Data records
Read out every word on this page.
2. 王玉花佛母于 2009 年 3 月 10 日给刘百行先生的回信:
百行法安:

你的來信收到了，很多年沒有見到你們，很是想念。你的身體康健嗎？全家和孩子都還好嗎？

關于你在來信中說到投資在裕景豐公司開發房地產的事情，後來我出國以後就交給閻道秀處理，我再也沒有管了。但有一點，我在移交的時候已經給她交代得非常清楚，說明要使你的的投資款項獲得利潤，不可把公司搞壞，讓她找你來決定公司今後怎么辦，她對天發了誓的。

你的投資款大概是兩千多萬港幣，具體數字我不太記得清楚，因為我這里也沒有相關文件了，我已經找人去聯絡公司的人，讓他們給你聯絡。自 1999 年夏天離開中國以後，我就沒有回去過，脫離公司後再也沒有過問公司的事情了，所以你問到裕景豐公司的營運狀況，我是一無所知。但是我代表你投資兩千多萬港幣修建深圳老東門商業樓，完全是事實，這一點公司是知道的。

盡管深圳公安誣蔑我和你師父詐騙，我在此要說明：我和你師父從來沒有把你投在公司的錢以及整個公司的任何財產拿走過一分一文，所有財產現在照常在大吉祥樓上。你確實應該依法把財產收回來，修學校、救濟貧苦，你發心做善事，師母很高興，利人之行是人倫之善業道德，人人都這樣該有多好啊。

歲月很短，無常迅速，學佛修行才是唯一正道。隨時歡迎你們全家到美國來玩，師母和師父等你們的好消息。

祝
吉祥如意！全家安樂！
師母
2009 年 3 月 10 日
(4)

## [THE TASK]
Quote the data in full, keeping each word unchanged.

## [FULL SOLUTION]
Read out every word on this page.
2. 王玉花佛母于 2009 年 3 月 10 日给刘百行先生的回信:
百行法安:

你的來信收到了，很多年沒有見到你們，很是想念。你的身體康健嗎？全家和孩子都還好嗎？

關于你在來信中說到投資在裕景豐公司開發房地產的事情，後來我出國以後就交給閻道秀處理，我再也沒有管了。但有一點，我在移交的時候已經給她交代得非常清楚，說明要使你的的投資款項獲得利潤，不可把公司搞壞，讓她找你來決定公司今後怎么辦，她對天發了誓的。

你的投資款大概是兩千多萬港幣，具體數字我不太記得清楚，因為我這里也沒有相關文件了，我已經找人去聯絡公司的人，讓他們給你聯絡。自 1999 年夏天離開中國以後，我就沒有回去過，脫離公司後再也沒有過問公司的事情了，所以你問到裕景豐公司的營運狀況，我是一無所知。但是我代表你投資兩千多萬港幣修建深圳老東門商業樓，完全是事實，這一點公司是知道的。

盡管深圳公安誣蔑我和你師父詐騙，我在此要說明：我和你師父從來沒有把你投在公司的錢以及整個公司的任何財產拿走過一分一文，所有財產現在照常在大吉祥樓上。你確實應該依法把財產收回來，修學校、救濟貧苦，你發心做善事，師母很高興，利人之行是人倫之善業道德，人人都這樣該有多好啊。

歲月很短，無常迅速，學佛修行才是唯一正道。隨時歡迎你們全家到美國來玩，師母和師父等你們的好消息。

祝
吉祥如意！全家安樂！
師母
2009 年 3 月 10 日
(4)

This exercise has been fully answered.